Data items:
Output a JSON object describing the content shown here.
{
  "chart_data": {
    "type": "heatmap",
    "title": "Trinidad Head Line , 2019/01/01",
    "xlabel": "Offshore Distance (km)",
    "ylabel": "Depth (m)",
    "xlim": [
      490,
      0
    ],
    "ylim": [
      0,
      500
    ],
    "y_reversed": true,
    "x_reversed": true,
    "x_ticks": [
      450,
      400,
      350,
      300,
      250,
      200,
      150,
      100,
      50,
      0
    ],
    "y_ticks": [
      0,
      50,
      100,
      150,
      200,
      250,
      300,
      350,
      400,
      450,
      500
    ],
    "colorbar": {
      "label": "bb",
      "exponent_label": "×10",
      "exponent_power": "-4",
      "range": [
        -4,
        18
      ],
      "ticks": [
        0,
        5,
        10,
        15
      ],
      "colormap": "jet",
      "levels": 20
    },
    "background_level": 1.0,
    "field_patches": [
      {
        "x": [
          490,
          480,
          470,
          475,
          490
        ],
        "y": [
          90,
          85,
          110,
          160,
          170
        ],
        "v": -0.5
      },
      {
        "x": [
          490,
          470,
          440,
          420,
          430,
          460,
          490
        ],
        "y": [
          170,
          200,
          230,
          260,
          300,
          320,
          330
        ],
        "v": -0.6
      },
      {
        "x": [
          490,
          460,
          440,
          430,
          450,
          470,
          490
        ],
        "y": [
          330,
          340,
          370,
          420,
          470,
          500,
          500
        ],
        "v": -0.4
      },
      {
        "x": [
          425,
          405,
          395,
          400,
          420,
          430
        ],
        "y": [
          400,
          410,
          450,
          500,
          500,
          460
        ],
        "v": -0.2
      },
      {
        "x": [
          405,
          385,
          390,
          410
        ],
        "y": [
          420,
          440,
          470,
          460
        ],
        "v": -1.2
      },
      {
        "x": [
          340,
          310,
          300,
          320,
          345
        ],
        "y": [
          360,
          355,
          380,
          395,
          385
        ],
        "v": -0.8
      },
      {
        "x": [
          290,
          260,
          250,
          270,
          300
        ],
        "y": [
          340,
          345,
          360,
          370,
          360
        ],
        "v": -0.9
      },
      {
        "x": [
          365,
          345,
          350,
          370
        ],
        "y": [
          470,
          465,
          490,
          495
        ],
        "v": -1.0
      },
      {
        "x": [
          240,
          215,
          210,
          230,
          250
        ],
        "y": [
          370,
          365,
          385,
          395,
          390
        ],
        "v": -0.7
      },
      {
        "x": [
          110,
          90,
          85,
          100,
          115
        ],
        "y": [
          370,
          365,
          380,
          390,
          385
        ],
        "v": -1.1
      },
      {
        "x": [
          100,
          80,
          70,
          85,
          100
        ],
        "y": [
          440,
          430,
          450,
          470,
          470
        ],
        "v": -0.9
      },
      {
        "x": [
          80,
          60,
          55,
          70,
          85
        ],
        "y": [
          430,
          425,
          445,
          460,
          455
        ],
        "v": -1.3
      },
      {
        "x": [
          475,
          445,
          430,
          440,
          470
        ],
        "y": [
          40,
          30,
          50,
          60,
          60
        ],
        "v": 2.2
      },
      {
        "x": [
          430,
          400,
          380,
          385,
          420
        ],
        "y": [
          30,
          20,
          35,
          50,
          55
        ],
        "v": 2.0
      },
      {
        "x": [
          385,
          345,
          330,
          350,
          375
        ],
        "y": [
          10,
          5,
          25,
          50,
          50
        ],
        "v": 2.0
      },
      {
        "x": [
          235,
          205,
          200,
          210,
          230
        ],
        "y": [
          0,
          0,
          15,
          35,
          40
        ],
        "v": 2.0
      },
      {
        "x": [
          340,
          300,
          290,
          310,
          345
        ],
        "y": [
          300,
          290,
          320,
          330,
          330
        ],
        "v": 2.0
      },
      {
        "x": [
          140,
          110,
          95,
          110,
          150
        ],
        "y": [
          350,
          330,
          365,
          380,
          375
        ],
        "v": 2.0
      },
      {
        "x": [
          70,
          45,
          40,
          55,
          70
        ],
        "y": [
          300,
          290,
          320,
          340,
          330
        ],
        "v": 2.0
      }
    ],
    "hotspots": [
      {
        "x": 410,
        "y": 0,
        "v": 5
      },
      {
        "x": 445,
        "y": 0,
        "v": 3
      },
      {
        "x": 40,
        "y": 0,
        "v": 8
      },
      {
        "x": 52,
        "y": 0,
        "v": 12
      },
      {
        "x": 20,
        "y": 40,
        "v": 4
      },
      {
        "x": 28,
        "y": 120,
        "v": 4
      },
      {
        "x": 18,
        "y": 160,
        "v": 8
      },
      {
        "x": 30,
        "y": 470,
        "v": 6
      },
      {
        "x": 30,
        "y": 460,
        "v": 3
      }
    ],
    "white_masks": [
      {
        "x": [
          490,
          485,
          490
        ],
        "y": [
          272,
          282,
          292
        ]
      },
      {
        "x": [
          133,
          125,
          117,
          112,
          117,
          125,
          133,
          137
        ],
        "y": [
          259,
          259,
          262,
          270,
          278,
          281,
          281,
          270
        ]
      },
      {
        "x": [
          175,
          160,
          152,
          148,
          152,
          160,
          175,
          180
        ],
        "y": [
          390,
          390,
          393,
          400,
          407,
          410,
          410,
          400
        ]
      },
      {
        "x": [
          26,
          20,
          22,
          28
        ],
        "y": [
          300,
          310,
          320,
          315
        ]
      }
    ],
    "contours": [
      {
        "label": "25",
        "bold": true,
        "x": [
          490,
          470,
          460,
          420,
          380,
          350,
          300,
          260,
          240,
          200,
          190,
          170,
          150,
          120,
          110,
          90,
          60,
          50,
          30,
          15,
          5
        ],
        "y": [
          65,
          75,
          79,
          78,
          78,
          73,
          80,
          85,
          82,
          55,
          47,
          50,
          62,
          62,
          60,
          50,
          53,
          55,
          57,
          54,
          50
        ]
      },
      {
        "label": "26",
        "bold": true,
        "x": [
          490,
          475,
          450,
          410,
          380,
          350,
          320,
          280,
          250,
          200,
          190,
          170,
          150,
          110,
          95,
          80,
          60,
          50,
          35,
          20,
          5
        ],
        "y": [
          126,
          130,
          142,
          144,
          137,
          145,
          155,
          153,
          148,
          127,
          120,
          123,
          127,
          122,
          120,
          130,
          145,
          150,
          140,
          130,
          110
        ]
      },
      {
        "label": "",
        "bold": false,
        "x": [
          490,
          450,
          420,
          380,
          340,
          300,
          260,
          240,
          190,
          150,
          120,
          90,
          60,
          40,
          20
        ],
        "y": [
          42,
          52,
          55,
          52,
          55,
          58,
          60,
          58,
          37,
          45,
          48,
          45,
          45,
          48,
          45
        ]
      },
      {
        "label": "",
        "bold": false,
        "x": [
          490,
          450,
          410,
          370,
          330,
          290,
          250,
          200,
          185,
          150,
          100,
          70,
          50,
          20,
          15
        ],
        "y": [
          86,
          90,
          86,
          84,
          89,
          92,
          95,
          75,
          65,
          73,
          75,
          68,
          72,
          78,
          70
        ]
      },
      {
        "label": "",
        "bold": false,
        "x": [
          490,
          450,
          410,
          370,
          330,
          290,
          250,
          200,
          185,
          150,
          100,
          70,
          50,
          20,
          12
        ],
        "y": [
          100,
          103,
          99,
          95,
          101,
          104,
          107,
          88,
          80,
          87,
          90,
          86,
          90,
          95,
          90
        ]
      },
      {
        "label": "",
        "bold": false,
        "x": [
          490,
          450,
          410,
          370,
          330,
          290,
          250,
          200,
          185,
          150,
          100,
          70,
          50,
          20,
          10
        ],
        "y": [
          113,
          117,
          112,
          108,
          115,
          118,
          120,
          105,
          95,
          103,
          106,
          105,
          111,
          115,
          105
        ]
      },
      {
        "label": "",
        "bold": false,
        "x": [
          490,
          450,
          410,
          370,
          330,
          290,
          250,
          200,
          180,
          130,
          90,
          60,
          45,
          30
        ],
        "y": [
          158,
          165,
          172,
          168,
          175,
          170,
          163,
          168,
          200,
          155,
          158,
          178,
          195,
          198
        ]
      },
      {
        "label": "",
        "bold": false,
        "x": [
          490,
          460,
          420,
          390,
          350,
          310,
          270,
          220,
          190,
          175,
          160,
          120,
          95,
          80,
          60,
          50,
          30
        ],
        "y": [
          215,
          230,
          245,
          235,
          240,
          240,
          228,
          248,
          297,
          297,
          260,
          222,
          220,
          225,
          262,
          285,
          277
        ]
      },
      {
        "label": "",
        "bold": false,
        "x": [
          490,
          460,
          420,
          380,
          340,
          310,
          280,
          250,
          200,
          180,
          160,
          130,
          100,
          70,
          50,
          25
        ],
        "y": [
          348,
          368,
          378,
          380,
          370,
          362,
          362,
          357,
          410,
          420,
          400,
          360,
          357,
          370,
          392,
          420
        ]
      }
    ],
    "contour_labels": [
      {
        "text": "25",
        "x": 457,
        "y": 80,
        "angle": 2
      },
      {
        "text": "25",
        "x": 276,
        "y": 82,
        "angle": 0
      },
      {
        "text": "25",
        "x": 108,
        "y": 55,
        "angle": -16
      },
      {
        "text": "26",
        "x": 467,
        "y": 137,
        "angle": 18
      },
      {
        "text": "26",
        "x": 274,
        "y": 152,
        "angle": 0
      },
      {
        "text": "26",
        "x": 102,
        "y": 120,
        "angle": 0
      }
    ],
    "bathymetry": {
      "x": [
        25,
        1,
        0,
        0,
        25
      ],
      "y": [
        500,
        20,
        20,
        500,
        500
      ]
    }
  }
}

Given exercise:
Above are lines of data; state how many of them contain the word "true", with no other output.

Reply to the exercise:
4